- **What is required**
Reproduce all of the material word for word.

- **Material for this task**
════════════════════
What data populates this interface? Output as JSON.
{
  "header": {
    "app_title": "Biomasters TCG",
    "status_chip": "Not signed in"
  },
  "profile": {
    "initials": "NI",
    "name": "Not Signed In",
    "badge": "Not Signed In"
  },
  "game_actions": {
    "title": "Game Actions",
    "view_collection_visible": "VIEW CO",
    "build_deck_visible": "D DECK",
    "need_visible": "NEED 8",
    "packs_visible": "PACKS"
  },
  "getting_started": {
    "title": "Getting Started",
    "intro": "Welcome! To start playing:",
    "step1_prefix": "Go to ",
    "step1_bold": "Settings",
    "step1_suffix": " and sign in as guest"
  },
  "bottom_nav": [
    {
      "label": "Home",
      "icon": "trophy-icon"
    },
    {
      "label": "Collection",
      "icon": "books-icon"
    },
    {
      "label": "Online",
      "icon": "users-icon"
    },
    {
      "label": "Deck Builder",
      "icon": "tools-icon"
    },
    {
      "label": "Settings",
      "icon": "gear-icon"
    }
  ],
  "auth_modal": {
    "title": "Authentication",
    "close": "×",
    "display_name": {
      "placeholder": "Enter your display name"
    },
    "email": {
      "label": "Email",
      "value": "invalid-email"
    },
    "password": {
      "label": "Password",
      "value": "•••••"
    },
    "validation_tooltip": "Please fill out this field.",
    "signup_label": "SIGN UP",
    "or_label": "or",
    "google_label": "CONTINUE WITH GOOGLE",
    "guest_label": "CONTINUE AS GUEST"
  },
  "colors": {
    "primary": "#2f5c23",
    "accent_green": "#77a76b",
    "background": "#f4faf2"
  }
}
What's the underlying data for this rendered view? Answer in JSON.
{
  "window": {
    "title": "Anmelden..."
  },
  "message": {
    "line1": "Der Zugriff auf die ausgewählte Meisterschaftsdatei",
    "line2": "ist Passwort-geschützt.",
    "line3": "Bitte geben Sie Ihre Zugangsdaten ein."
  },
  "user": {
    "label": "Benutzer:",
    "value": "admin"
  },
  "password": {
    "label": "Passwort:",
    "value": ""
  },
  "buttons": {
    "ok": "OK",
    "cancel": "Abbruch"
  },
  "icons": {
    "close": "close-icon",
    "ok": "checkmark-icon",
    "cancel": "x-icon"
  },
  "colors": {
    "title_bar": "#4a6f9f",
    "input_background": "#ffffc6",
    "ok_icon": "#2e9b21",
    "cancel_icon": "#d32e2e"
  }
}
════════════════════
- **Finished exercise**
What data populates this interface? Output as JSON.
{
  "header": {
    "app_title": "Biomasters TCG",
    "status_chip": "Not signed in"
  },
  "profile": {
    "initials": "NI",
    "name": "Not Signed In",
    "badge": "Not Signed In"
  },
  "game_actions": {
    "title": "Game Actions",
    "view_collection_visible": "VIEW CO",
    "build_deck_visible": "D DECK",
    "need_visible": "NEED 8",
    "packs_visible": "PACKS"
  },
  "getting_started": {
    "title": "Getting Started",
    "intro": "Welcome! To start playing:",
    "step1_prefix": "Go to ",
    "step1_bold": "Settings",
    "step1_suffix": " and sign in as guest"
  },
  "bottom_nav": [
    {
      "label": "Home",
      "icon": "trophy-icon"
    },
    {
      "label": "Collection",
      "icon": "books-icon"
    },
    {
      "label": "Online",
      "icon": "users-icon"
    },
    {
      "label": "Deck Builder",
      "icon": "tools-icon"
    },
    {
      "label": "Settings",
      "icon": "gear-icon"
    }
  ],
  "auth_modal": {
    "title": "Authentication",
    "close": "×",
    "display_name": {
      "placeholder": "Enter your display name"
    },
    "email": {
      "label": "Email",
      "value": "invalid-email"
    },
    "password": {
      "label": "Password",
      "value": "•••••"
    },
    "validation_tooltip": "Please fill out this field.",
    "signup_label": "SIGN UP",
    "or_label": "or",
    "google_label": "CONTINUE WITH GOOGLE",
    "guest_label": "CONTINUE AS GUEST"
  },
  "colors": {
    "primary": "#2f5c23",
    "accent_green": "#77a76b",
    "background": "#f4faf2"
  }
}
What's the underlying data for this rendered view? Answer in JSON.
{
  "window": {
    "title": "Anmelden..."
  },
  "message": {
    "line1": "Der Zugriff auf die ausgewählte Meisterschaftsdatei",
    "line2": "ist Passwort-geschützt.",
    "line3": "Bitte geben Sie Ihre Zugangsdaten ein."
  },
  "user": {
    "label": "Benutzer:",
    "value": "admin"
  },
  "password": {
    "label": "Passwort:",
    "value": ""
  },
  "buttons": {
    "ok": "OK",
    "cancel": "Abbruch"
  },
  "icons": {
    "close": "close-icon",
    "ok": "checkmark-icon",
    "cancel": "x-icon"
  },
  "colors": {
    "title_bar": "#4a6f9f",
    "input_background": "#ffffc6",
    "ok_icon": "#2e9b21",
    "cancel_icon": "#d32e2e"
  }
}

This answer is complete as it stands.